Given exercise:
Write out each line of the material again, word for word.

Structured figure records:
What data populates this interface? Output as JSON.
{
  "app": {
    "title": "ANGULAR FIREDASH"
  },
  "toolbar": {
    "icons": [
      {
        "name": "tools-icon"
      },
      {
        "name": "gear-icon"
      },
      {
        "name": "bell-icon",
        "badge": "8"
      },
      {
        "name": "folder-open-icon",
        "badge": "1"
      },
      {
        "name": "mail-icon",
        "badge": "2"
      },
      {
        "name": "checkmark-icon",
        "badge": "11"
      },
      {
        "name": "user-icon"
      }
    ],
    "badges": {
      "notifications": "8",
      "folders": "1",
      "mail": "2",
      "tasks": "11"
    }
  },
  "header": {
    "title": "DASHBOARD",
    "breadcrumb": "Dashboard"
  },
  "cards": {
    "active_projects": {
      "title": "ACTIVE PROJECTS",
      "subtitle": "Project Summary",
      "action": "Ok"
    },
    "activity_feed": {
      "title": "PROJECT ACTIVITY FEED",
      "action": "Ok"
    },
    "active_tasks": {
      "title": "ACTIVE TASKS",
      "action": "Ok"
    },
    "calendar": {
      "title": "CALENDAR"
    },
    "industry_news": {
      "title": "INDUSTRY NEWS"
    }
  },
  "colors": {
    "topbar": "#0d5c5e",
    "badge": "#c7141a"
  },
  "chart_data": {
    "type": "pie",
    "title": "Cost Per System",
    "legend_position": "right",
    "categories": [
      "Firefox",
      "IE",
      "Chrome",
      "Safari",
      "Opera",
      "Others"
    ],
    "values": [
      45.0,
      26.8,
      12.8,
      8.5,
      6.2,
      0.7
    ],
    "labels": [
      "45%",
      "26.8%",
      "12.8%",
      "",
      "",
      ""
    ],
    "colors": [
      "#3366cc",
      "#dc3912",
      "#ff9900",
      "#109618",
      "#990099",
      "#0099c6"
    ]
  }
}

Expected output:
What data populates this interface? Output as JSON.
{
  "app": {
    "title": "ANGULAR FIREDASH"
  },
  "toolbar": {
    "icons": [
      {
        "name": "tools-icon"
      },
      {
        "name": "gear-icon"
      },
      {
        "name": "bell-icon",
        "badge": "8"
      },
      {
        "name": "folder-open-icon",
        "badge": "1"
      },
      {
        "name": "mail-icon",
        "badge": "2"
      },
      {
        "name": "checkmark-icon",
        "badge": "11"
      },
      {
        "name": "user-icon"
      }
    ],
    "badges": {
      "notifications": "8",
      "folders": "1",
      "mail": "2",
      "tasks": "11"
    }
  },
  "header": {
    "title": "DASHBOARD",
    "breadcrumb": "Dashboard"
  },
  "cards": {
    "active_projects": {
      "title": "ACTIVE PROJECTS",
      "subtitle": "Project Summary",
      "action": "Ok"
    },
    "activity_feed": {
      "title": "PROJECT ACTIVITY FEED",
      "action": "Ok"
    },
    "active_tasks": {
      "title": "ACTIVE TASKS",
      "action": "Ok"
    },
    "calendar": {
      "title": "CALENDAR"
    },
    "industry_news": {
      "title": "INDUSTRY NEWS"
    }
  },
  "colors": {
    "topbar": "#0d5c5e",
    "badge": "#c7141a"
  },
  "chart_data": {
    "type": "pie",
    "title": "Cost Per System",
    "legend_position": "right",
    "categories": [
      "Firefox",
      "IE",
      "Chrome",
      "Safari",
      "Opera",
      "Others"
    ],
    "values": [
      45.0,
      26.8,
      12.8,
      8.5,
      6.2,
      0.7
    ],
    "labels": [
      "45%",
      "26.8%",
      "12.8%",
      "",
      "",
      ""
    ],
    "colors": [
      "#3366cc",
      "#dc3912",
      "#ff9900",
      "#109618",
      "#990099",
      "#0099c6"
    ]
  }
}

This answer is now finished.